§ **What to do**: Wherever the string "działki" appears, copy the whole line.

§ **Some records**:
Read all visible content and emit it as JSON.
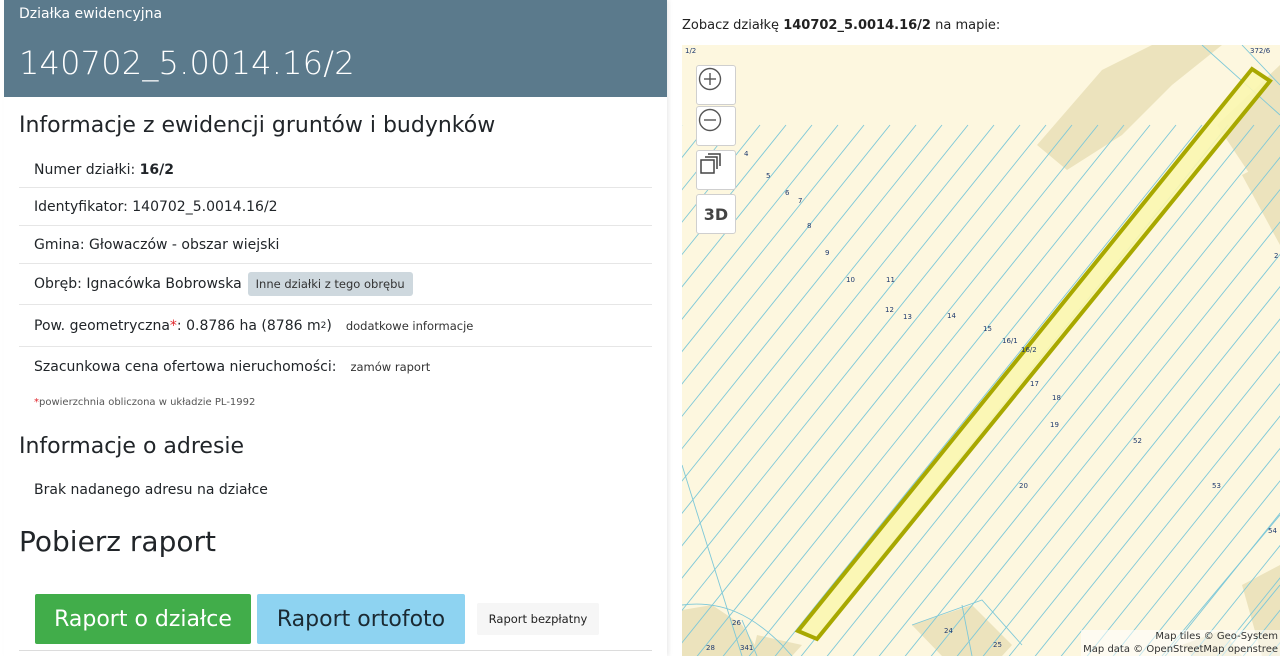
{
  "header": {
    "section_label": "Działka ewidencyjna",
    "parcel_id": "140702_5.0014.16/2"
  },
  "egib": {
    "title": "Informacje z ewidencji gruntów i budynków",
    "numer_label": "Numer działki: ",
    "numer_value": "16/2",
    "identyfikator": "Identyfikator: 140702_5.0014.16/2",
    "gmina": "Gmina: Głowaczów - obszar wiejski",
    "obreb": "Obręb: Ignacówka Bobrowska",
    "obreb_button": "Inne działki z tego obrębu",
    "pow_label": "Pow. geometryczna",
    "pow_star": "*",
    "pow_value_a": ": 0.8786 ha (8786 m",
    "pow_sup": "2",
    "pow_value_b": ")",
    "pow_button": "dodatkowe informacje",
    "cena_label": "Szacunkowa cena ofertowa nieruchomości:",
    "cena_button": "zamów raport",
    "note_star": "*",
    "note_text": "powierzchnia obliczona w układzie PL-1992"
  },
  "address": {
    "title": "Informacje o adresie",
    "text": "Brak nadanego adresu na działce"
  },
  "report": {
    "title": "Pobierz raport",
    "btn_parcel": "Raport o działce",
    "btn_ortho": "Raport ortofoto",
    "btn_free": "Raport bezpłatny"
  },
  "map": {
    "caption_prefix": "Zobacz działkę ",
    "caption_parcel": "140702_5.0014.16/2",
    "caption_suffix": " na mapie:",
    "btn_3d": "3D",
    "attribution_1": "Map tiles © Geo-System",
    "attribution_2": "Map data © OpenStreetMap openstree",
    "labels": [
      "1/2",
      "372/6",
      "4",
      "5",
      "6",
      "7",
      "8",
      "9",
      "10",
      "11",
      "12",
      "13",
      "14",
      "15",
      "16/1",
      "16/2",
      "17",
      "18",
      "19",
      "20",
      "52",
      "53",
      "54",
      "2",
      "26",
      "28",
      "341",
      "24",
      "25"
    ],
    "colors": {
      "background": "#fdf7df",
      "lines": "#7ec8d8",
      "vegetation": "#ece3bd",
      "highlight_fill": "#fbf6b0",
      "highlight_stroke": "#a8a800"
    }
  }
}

§ **Solved problem**:
    "numer_label": "Numer działki: ",
    "obreb_button": "Inne działki z tego obrębu",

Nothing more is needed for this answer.